>> start TASK INPUTS
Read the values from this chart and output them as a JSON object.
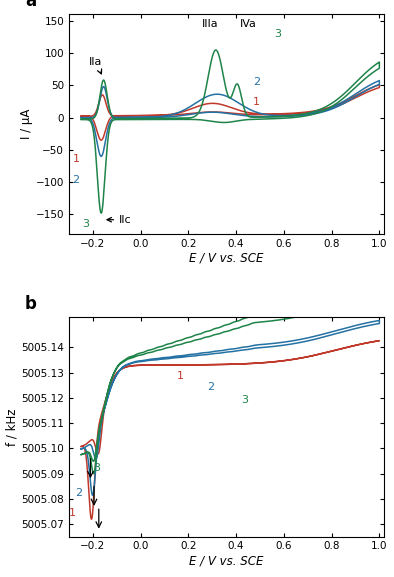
{
  "panel_a": {
    "xlabel": "E / V vs. SCE",
    "ylabel": "I / μA",
    "xlim": [
      -0.3,
      1.02
    ],
    "ylim": [
      -180,
      160
    ],
    "yticks": [
      -150,
      -100,
      -50,
      0,
      50,
      100,
      150
    ],
    "xticks": [
      -0.2,
      0.0,
      0.2,
      0.4,
      0.6,
      0.8,
      1.0
    ],
    "curve1_color": "#c0392b",
    "curve2_color": "#2471a3",
    "curve3_color": "#1e8449"
  },
  "panel_b": {
    "xlabel": "E / V vs. SCE",
    "ylabel": "f / kHz",
    "xlim": [
      -0.3,
      1.02
    ],
    "ylim": [
      5005.065,
      5005.152
    ],
    "yticks": [
      5005.07,
      5005.08,
      5005.09,
      5005.1,
      5005.11,
      5005.12,
      5005.13,
      5005.14
    ],
    "xticks": [
      -0.2,
      0.0,
      0.2,
      0.4,
      0.6,
      0.8,
      1.0
    ],
    "curve1_color": "#c0392b",
    "curve2_color": "#2471a3",
    "curve3_color": "#1e8449"
  }
}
>> end TASK INPUTS
## EXERCISE DIRECTIONS
Pictures don't belong in the copy. Transcribe every record exactly as it appears.

## FINISHED ANSWER
Read the values from this chart and output them as a JSON object.
{
  "panel_a": {
    "xlabel": "E / V vs. SCE",
    "ylabel": "I / μA",
    "xlim": [
      -0.3,
      1.02
    ],
    "ylim": [
      -180,
      160
    ],
    "yticks": [
      -150,
      -100,
      -50,
      0,
      50,
      100,
      150
    ],
    "xticks": [
      -0.2,
      0.0,
      0.2,
      0.4,
      0.6,
      0.8,
      1.0
    ],
    "curve1_color": "#c0392b",
    "curve2_color": "#2471a3",
    "curve3_color": "#1e8449"
  },
  "panel_b": {
    "xlabel": "E / V vs. SCE",
    "ylabel": "f / kHz",
    "xlim": [
      -0.3,
      1.02
    ],
    "ylim": [
      5005.065,
      5005.152
    ],
    "yticks": [
      5005.07,
      5005.08,
      5005.09,
      5005.1,
      5005.11,
      5005.12,
      5005.13,
      5005.14
    ],
    "xticks": [
      -0.2,
      0.0,
      0.2,
      0.4,
      0.6,
      0.8,
      1.0
    ],
    "curve1_color": "#c0392b",
    "curve2_color": "#2471a3",
    "curve3_color": "#1e8449"
  }
}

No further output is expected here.